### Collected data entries
# # # # #
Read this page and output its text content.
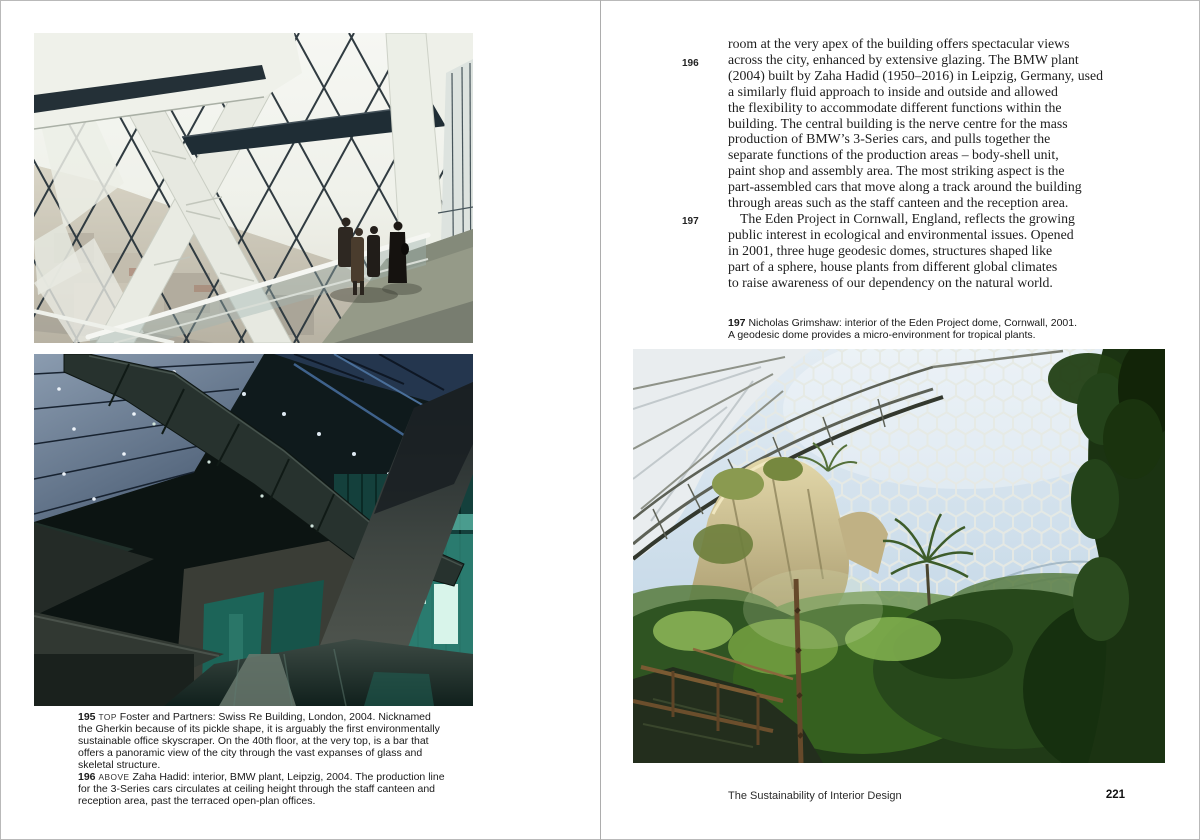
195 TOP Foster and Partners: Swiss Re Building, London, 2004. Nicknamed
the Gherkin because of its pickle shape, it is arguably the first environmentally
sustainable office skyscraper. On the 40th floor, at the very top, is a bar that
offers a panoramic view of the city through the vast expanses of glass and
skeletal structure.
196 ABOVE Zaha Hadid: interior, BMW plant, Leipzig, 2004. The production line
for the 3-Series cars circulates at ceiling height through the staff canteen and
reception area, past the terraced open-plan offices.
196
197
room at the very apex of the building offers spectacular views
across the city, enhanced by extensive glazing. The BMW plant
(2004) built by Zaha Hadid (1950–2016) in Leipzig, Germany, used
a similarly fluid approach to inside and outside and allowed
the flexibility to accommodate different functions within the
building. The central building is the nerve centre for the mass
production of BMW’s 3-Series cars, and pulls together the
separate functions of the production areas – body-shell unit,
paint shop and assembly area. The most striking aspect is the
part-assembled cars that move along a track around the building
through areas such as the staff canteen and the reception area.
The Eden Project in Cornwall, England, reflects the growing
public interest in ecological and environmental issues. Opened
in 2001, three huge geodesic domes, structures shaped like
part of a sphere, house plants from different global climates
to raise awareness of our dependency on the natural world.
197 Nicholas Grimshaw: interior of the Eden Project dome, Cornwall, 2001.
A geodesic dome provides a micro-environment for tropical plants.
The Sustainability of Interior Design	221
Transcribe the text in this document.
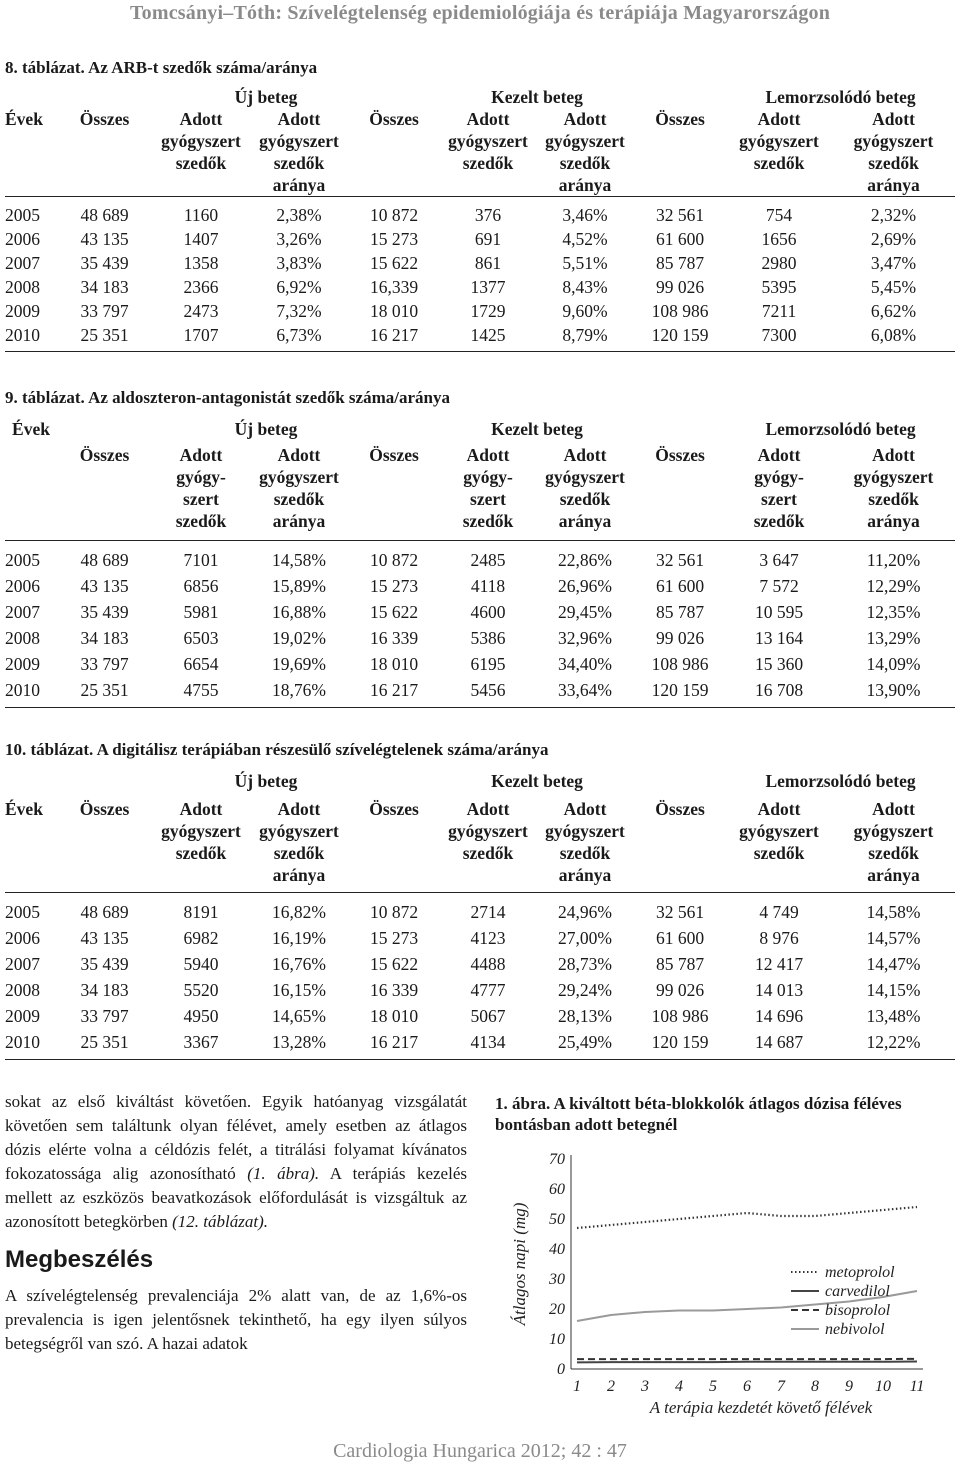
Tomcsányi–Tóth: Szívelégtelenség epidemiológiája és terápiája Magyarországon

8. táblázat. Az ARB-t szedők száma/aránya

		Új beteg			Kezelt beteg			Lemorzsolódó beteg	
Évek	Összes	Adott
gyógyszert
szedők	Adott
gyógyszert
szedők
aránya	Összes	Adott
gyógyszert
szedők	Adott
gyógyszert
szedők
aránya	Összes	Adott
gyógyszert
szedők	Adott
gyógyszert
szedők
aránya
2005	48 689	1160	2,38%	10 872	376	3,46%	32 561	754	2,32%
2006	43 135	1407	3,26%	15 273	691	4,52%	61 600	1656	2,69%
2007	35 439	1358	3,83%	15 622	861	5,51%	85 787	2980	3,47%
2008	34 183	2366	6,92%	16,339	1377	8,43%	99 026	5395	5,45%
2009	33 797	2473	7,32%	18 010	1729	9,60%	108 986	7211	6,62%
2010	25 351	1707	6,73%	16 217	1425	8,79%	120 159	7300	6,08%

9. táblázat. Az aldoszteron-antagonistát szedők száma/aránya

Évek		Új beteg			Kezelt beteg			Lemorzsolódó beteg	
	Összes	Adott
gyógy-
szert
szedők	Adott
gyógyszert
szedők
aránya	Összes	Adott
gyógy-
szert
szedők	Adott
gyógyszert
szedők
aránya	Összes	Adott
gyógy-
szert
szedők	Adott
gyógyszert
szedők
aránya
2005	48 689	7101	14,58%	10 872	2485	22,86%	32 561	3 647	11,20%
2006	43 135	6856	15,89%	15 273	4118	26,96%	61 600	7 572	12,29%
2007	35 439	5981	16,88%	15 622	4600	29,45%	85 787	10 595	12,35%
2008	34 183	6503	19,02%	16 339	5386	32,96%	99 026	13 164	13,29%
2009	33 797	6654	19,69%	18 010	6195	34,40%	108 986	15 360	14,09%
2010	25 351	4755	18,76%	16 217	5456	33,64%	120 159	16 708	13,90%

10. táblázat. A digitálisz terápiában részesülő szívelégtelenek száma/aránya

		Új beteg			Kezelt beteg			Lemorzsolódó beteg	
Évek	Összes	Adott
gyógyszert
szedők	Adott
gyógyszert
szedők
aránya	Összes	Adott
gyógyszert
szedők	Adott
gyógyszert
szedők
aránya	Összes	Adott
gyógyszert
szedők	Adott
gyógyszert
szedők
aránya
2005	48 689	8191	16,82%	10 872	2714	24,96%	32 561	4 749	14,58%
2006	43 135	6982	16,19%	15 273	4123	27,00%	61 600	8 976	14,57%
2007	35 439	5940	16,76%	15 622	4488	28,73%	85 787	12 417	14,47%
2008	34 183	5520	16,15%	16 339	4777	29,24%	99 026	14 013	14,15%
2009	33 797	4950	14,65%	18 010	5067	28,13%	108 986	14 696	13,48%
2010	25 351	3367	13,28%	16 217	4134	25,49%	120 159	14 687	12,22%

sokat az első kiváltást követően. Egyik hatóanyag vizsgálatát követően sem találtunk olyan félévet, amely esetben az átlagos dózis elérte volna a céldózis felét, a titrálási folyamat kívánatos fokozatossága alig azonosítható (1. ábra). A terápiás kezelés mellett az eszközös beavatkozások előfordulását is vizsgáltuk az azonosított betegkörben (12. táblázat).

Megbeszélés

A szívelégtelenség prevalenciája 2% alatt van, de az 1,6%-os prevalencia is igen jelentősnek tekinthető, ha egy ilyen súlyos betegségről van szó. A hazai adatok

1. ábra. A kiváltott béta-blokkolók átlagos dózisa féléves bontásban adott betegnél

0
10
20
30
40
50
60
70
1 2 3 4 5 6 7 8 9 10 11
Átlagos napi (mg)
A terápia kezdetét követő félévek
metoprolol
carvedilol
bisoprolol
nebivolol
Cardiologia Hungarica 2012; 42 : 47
# # # # #
### Work to do
Leave the images out and output the remaining material exactly as it stands.

### Answer to this exercise
Read this page and output its text content.
195 TOP Foster and Partners: Swiss Re Building, London, 2004. Nicknamed
the Gherkin because of its pickle shape, it is arguably the first environmentally
sustainable office skyscraper. On the 40th floor, at the very top, is a bar that
offers a panoramic view of the city through the vast expanses of glass and
skeletal structure.
196 ABOVE Zaha Hadid: interior, BMW plant, Leipzig, 2004. The production line
for the 3-Series cars circulates at ceiling height through the staff canteen and
reception area, past the terraced open-plan offices.
196
197
room at the very apex of the building offers spectacular views
across the city, enhanced by extensive glazing. The BMW plant
(2004) built by Zaha Hadid (1950–2016) in Leipzig, Germany, used
a similarly fluid approach to inside and outside and allowed
the flexibility to accommodate different functions within the
building. The central building is the nerve centre for the mass
production of BMW’s 3-Series cars, and pulls together the
separate functions of the production areas – body-shell unit,
paint shop and assembly area. The most striking aspect is the
part-assembled cars that move along a track around the building
through areas such as the staff canteen and the reception area.
The Eden Project in Cornwall, England, reflects the growing
public interest in ecological and environmental issues. Opened
in 2001, three huge geodesic domes, structures shaped like
part of a sphere, house plants from different global climates
to raise awareness of our dependency on the natural world.
197 Nicholas Grimshaw: interior of the Eden Project dome, Cornwall, 2001.
A geodesic dome provides a micro-environment for tropical plants.
The Sustainability of Interior Design	221
Transcribe the text in this document.
Tomcsányi–Tóth: Szívelégtelenség epidemiológiája és terápiája Magyarországon

8. táblázat. Az ARB-t szedők száma/aránya

		Új beteg			Kezelt beteg			Lemorzsolódó beteg	
Évek	Összes	Adott
gyógyszert
szedők	Adott
gyógyszert
szedők
aránya	Összes	Adott
gyógyszert
szedők	Adott
gyógyszert
szedők
aránya	Összes	Adott
gyógyszert
szedők	Adott
gyógyszert
szedők
aránya
2005	48 689	1160	2,38%	10 872	376	3,46%	32 561	754	2,32%
2006	43 135	1407	3,26%	15 273	691	4,52%	61 600	1656	2,69%
2007	35 439	1358	3,83%	15 622	861	5,51%	85 787	2980	3,47%
2008	34 183	2366	6,92%	16,339	1377	8,43%	99 026	5395	5,45%
2009	33 797	2473	7,32%	18 010	1729	9,60%	108 986	7211	6,62%
2010	25 351	1707	6,73%	16 217	1425	8,79%	120 159	7300	6,08%

9. táblázat. Az aldoszteron-antagonistát szedők száma/aránya

Évek		Új beteg			Kezelt beteg			Lemorzsolódó beteg	
	Összes	Adott
gyógy-
szert
szedők	Adott
gyógyszert
szedők
aránya	Összes	Adott
gyógy-
szert
szedők	Adott
gyógyszert
szedők
aránya	Összes	Adott
gyógy-
szert
szedők	Adott
gyógyszert
szedők
aránya
2005	48 689	7101	14,58%	10 872	2485	22,86%	32 561	3 647	11,20%
2006	43 135	6856	15,89%	15 273	4118	26,96%	61 600	7 572	12,29%
2007	35 439	5981	16,88%	15 622	4600	29,45%	85 787	10 595	12,35%
2008	34 183	6503	19,02%	16 339	5386	32,96%	99 026	13 164	13,29%
2009	33 797	6654	19,69%	18 010	6195	34,40%	108 986	15 360	14,09%
2010	25 351	4755	18,76%	16 217	5456	33,64%	120 159	16 708	13,90%

10. táblázat. A digitálisz terápiában részesülő szívelégtelenek száma/aránya

		Új beteg			Kezelt beteg			Lemorzsolódó beteg	
Évek	Összes	Adott
gyógyszert
szedők	Adott
gyógyszert
szedők
aránya	Összes	Adott
gyógyszert
szedők	Adott
gyógyszert
szedők
aránya	Összes	Adott
gyógyszert
szedők	Adott
gyógyszert
szedők
aránya
2005	48 689	8191	16,82%	10 872	2714	24,96%	32 561	4 749	14,58%
2006	43 135	6982	16,19%	15 273	4123	27,00%	61 600	8 976	14,57%
2007	35 439	5940	16,76%	15 622	4488	28,73%	85 787	12 417	14,47%
2008	34 183	5520	16,15%	16 339	4777	29,24%	99 026	14 013	14,15%
2009	33 797	4950	14,65%	18 010	5067	28,13%	108 986	14 696	13,48%
2010	25 351	3367	13,28%	16 217	4134	25,49%	120 159	14 687	12,22%

sokat az első kiváltást követően. Egyik hatóanyag vizsgálatát követően sem találtunk olyan félévet, amely esetben az átlagos dózis elérte volna a céldózis felét, a titrálási folyamat kívánatos fokozatossága alig azonosítható (1. ábra). A terápiás kezelés mellett az eszközös beavatkozások előfordulását is vizsgáltuk az azonosított betegkörben (12. táblázat).

Megbeszélés

A szívelégtelenség prevalenciája 2% alatt van, de az 1,6%-os prevalencia is igen jelentősnek tekinthető, ha egy ilyen súlyos betegségről van szó. A hazai adatok

1. ábra. A kiváltott béta-blokkolók átlagos dózisa féléves bontásban adott betegnél

0
10
20
30
40
50
60
70
1 2 3 4 5 6 7 8 9 10 11
Átlagos napi (mg)
A terápia kezdetét követő félévek
metoprolol
carvedilol
bisoprolol
nebivolol
Cardiologia Hungarica 2012; 42 : 47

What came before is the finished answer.